[Start Dataset rows]

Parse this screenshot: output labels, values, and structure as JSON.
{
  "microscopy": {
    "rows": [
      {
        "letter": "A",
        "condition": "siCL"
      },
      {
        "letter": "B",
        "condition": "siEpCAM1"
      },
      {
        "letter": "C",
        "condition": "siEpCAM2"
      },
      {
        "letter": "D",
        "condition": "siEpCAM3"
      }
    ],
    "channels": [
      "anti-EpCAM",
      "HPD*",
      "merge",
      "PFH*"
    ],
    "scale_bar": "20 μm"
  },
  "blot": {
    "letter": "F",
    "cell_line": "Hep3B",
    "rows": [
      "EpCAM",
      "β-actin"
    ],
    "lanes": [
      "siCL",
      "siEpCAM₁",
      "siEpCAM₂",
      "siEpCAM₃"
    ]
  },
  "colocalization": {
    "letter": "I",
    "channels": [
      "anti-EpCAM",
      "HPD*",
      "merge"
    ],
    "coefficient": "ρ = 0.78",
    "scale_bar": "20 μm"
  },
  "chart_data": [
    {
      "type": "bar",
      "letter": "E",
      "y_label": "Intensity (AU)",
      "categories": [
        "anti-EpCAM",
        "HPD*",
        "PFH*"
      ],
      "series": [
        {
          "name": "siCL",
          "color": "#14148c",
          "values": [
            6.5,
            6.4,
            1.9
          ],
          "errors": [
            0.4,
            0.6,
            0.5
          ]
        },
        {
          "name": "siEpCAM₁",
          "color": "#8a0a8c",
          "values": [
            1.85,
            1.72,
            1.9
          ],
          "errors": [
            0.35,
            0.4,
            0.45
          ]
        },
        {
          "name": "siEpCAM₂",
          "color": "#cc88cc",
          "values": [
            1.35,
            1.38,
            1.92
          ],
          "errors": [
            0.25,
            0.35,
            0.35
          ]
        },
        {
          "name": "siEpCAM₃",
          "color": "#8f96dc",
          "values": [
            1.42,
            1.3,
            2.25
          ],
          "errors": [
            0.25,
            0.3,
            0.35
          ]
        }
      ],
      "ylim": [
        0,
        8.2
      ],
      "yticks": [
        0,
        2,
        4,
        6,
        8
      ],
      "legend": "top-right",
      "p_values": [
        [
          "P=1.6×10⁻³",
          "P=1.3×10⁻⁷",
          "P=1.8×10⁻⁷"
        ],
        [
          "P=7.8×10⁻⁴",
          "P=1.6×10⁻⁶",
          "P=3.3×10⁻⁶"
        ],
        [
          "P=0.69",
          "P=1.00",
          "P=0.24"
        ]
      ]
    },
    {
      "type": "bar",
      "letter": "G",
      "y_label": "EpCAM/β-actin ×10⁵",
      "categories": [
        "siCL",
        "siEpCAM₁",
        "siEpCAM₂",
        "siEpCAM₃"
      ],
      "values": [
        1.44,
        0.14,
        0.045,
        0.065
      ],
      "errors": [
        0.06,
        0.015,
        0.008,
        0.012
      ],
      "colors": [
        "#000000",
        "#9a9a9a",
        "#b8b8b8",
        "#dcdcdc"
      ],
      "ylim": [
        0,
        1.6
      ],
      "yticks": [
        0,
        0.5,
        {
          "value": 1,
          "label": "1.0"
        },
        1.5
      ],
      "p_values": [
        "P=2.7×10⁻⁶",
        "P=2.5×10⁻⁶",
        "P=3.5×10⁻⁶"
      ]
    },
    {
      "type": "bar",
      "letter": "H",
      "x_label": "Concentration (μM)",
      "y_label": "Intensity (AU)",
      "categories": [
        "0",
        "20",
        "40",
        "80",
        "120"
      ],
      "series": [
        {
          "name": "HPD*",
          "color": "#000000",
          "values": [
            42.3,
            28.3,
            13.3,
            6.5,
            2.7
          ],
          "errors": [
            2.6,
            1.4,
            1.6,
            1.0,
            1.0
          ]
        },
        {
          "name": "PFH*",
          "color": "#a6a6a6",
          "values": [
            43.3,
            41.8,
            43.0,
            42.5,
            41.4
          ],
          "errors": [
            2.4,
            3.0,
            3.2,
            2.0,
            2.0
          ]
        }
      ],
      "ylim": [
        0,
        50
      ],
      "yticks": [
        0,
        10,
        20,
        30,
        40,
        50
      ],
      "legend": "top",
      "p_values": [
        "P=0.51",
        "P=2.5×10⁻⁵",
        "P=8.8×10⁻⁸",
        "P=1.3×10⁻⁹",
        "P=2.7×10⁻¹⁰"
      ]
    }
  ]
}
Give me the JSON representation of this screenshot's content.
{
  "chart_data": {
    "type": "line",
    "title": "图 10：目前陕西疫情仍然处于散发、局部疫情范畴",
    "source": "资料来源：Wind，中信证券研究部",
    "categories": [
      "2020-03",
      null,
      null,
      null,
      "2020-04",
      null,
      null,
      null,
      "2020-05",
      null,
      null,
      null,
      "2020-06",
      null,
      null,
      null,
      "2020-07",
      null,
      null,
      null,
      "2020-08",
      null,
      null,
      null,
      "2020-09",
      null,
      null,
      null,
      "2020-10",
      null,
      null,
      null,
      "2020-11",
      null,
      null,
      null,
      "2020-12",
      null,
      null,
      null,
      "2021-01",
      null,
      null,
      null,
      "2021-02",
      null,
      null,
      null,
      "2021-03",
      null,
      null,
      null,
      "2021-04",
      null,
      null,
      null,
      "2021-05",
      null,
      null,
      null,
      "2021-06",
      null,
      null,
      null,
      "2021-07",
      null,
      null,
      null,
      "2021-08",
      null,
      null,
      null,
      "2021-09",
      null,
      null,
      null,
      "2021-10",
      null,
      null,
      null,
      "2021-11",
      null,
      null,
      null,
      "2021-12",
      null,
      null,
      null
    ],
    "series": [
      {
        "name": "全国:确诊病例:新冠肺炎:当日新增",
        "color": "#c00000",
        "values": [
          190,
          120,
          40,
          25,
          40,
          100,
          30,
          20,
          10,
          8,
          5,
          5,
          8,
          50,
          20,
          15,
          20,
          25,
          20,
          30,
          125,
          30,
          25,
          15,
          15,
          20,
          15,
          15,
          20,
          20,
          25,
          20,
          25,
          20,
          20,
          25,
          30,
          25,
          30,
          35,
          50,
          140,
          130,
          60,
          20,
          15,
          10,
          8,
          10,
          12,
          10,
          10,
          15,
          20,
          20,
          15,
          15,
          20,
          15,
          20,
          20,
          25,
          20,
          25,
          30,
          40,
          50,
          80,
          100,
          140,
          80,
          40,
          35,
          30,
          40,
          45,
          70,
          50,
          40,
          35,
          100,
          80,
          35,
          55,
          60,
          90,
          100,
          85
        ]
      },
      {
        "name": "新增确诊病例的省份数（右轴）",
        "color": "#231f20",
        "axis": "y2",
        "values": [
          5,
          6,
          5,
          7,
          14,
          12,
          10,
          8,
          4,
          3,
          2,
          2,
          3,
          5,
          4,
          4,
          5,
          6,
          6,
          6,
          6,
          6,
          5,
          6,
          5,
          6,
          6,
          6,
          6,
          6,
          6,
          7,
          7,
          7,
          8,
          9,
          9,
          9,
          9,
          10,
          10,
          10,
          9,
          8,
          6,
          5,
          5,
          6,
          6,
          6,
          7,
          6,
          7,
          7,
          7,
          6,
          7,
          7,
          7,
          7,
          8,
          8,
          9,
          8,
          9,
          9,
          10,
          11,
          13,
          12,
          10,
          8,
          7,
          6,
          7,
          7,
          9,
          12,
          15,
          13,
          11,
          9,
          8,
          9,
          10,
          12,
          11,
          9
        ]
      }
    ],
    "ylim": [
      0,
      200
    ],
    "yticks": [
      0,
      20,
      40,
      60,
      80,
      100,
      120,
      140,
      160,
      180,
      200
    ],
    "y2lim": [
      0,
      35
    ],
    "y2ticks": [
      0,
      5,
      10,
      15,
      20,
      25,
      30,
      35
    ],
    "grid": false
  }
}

[End Dataset rows]

Within the material above, find the lines that contain the word "letter"; copy them.

        "letter": "A",
        "letter": "B",
        "letter": "C",
        "letter": "D",
    "letter": "F",
    "letter": "I",
      "letter": "E",
      "letter": "G",
      "letter": "H",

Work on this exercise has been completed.